* REQUISITO *
Reproduce todos los registros línea por línea, tal cual aparecen y sin cambiar nada.

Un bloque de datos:
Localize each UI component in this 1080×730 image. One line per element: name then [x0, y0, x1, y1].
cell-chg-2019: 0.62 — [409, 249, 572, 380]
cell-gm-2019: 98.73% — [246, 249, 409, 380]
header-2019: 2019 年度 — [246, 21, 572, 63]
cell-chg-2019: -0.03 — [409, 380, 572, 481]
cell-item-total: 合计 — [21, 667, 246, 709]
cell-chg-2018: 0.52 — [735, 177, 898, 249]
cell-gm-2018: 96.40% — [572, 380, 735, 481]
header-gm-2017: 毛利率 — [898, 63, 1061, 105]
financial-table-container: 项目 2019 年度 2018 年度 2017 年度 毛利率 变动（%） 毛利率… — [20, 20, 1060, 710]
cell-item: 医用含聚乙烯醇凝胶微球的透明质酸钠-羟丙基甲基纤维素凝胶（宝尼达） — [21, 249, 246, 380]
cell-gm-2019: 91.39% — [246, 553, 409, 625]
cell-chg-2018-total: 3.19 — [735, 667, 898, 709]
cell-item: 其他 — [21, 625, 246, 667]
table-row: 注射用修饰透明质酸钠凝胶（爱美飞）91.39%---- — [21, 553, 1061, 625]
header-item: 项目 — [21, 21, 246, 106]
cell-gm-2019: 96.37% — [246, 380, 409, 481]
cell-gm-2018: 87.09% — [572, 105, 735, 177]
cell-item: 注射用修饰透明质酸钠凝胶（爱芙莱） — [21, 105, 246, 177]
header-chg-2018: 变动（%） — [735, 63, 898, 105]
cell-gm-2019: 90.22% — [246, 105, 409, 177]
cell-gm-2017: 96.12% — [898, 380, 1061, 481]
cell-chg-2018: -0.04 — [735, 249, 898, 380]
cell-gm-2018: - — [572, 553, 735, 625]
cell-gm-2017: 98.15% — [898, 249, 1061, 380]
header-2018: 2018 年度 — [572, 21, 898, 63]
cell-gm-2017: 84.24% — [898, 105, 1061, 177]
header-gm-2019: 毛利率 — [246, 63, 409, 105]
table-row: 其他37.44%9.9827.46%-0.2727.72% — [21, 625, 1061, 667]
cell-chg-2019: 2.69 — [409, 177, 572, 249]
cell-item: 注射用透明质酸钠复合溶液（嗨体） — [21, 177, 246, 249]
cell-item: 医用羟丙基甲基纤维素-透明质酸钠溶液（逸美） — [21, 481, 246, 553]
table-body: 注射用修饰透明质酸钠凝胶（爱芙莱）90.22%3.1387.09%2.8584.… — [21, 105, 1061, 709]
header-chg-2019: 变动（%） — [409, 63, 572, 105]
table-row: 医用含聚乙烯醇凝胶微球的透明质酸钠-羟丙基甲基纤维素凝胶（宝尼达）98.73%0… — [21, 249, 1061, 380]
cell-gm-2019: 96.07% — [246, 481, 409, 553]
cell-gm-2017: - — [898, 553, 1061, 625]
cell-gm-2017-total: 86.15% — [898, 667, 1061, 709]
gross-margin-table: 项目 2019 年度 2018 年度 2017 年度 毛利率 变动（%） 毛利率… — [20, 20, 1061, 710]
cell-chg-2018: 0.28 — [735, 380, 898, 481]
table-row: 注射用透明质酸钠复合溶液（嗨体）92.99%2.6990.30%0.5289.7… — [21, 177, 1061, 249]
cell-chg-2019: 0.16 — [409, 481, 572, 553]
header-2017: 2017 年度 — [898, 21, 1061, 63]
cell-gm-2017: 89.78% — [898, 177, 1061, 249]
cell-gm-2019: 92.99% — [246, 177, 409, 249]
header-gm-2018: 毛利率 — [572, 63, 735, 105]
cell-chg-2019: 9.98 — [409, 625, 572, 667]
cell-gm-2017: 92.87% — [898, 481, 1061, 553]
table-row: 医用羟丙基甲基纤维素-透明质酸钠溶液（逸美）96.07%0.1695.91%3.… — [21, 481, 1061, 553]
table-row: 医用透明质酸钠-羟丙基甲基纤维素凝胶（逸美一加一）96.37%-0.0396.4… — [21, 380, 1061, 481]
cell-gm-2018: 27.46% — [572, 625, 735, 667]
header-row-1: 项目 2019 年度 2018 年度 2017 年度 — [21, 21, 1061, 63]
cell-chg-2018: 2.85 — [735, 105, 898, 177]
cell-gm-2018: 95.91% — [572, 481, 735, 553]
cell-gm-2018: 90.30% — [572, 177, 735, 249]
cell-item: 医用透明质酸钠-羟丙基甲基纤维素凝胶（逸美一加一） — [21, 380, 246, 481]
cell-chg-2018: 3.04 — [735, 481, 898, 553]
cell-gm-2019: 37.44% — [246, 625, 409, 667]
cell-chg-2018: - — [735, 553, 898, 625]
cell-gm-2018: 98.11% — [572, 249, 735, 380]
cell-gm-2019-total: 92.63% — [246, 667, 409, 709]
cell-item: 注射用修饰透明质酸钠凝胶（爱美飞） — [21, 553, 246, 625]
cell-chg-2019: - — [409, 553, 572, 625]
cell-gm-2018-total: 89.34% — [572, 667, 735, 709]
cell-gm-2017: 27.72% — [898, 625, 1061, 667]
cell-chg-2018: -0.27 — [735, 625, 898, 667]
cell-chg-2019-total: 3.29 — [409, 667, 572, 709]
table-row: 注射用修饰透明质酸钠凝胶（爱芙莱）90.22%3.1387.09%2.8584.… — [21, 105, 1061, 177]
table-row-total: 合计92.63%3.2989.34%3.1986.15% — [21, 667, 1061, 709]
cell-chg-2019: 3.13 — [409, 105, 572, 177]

* RESULTADO FINAL *
Localize each UI component in this 1080×730 image. One line per element: name then [x0, y0, x1, y1].
cell-chg-2019: 0.62 — [409, 249, 572, 380]
cell-gm-2019: 98.73% — [246, 249, 409, 380]
header-2019: 2019 年度 — [246, 21, 572, 63]
cell-chg-2019: -0.03 — [409, 380, 572, 481]
cell-item-total: 合计 — [21, 667, 246, 709]
cell-chg-2018: 0.52 — [735, 177, 898, 249]
cell-gm-2018: 96.40% — [572, 380, 735, 481]
header-gm-2017: 毛利率 — [898, 63, 1061, 105]
financial-table-container: 项目 2019 年度 2018 年度 2017 年度 毛利率 变动（%） 毛利率… — [20, 20, 1060, 710]
cell-item: 医用含聚乙烯醇凝胶微球的透明质酸钠-羟丙基甲基纤维素凝胶（宝尼达） — [21, 249, 246, 380]
cell-gm-2019: 91.39% — [246, 553, 409, 625]
cell-chg-2018-total: 3.19 — [735, 667, 898, 709]
cell-item: 其他 — [21, 625, 246, 667]
table-row: 注射用修饰透明质酸钠凝胶（爱美飞）91.39%---- — [21, 553, 1061, 625]
header-item: 项目 — [21, 21, 246, 106]
cell-gm-2019: 96.37% — [246, 380, 409, 481]
cell-gm-2018: 87.09% — [572, 105, 735, 177]
cell-item: 注射用修饰透明质酸钠凝胶（爱芙莱） — [21, 105, 246, 177]
header-chg-2018: 变动（%） — [735, 63, 898, 105]
cell-gm-2019: 90.22% — [246, 105, 409, 177]
cell-gm-2017: 96.12% — [898, 380, 1061, 481]
cell-chg-2018: -0.04 — [735, 249, 898, 380]
cell-gm-2018: - — [572, 553, 735, 625]
cell-gm-2017: 98.15% — [898, 249, 1061, 380]
header-2018: 2018 年度 — [572, 21, 898, 63]
cell-gm-2017: 84.24% — [898, 105, 1061, 177]
header-gm-2019: 毛利率 — [246, 63, 409, 105]
table-row: 其他37.44%9.9827.46%-0.2727.72% — [21, 625, 1061, 667]
cell-chg-2019: 2.69 — [409, 177, 572, 249]
cell-item: 注射用透明质酸钠复合溶液（嗨体） — [21, 177, 246, 249]
cell-item: 医用羟丙基甲基纤维素-透明质酸钠溶液（逸美） — [21, 481, 246, 553]
table-body: 注射用修饰透明质酸钠凝胶（爱芙莱）90.22%3.1387.09%2.8584.… — [21, 105, 1061, 709]
header-chg-2019: 变动（%） — [409, 63, 572, 105]
table-row: 医用含聚乙烯醇凝胶微球的透明质酸钠-羟丙基甲基纤维素凝胶（宝尼达）98.73%0… — [21, 249, 1061, 380]
cell-gm-2019: 96.07% — [246, 481, 409, 553]
cell-gm-2017: - — [898, 553, 1061, 625]
cell-gm-2017-total: 86.15% — [898, 667, 1061, 709]
gross-margin-table: 项目 2019 年度 2018 年度 2017 年度 毛利率 变动（%） 毛利率… — [20, 20, 1061, 710]
cell-chg-2018: 0.28 — [735, 380, 898, 481]
table-row: 注射用透明质酸钠复合溶液（嗨体）92.99%2.6990.30%0.5289.7… — [21, 177, 1061, 249]
cell-chg-2019: 0.16 — [409, 481, 572, 553]
header-2017: 2017 年度 — [898, 21, 1061, 63]
cell-gm-2017: 89.78% — [898, 177, 1061, 249]
cell-gm-2019: 92.99% — [246, 177, 409, 249]
header-gm-2018: 毛利率 — [572, 63, 735, 105]
cell-chg-2019: 9.98 — [409, 625, 572, 667]
cell-gm-2017: 92.87% — [898, 481, 1061, 553]
table-row: 医用羟丙基甲基纤维素-透明质酸钠溶液（逸美）96.07%0.1695.91%3.… — [21, 481, 1061, 553]
table-row: 医用透明质酸钠-羟丙基甲基纤维素凝胶（逸美一加一）96.37%-0.0396.4… — [21, 380, 1061, 481]
cell-gm-2018: 27.46% — [572, 625, 735, 667]
header-row-1: 项目 2019 年度 2018 年度 2017 年度 — [21, 21, 1061, 63]
cell-chg-2018: 2.85 — [735, 105, 898, 177]
cell-gm-2018: 95.91% — [572, 481, 735, 553]
cell-gm-2018: 90.30% — [572, 177, 735, 249]
cell-item: 医用透明质酸钠-羟丙基甲基纤维素凝胶（逸美一加一） — [21, 380, 246, 481]
cell-chg-2018: 3.04 — [735, 481, 898, 553]
cell-gm-2019: 37.44% — [246, 625, 409, 667]
cell-chg-2018: - — [735, 553, 898, 625]
cell-gm-2018: 98.11% — [572, 249, 735, 380]
cell-gm-2019-total: 92.63% — [246, 667, 409, 709]
cell-item: 注射用修饰透明质酸钠凝胶（爱美飞） — [21, 553, 246, 625]
cell-chg-2019: - — [409, 553, 572, 625]
cell-gm-2018-total: 89.34% — [572, 667, 735, 709]
cell-gm-2017: 27.72% — [898, 625, 1061, 667]
cell-chg-2018: -0.27 — [735, 625, 898, 667]
cell-chg-2019-total: 3.29 — [409, 667, 572, 709]
table-row: 注射用修饰透明质酸钠凝胶（爱芙莱）90.22%3.1387.09%2.8584.… — [21, 105, 1061, 177]
table-row-total: 合计92.63%3.2989.34%3.1986.15% — [21, 667, 1061, 709]
cell-chg-2019: 3.13 — [409, 105, 572, 177]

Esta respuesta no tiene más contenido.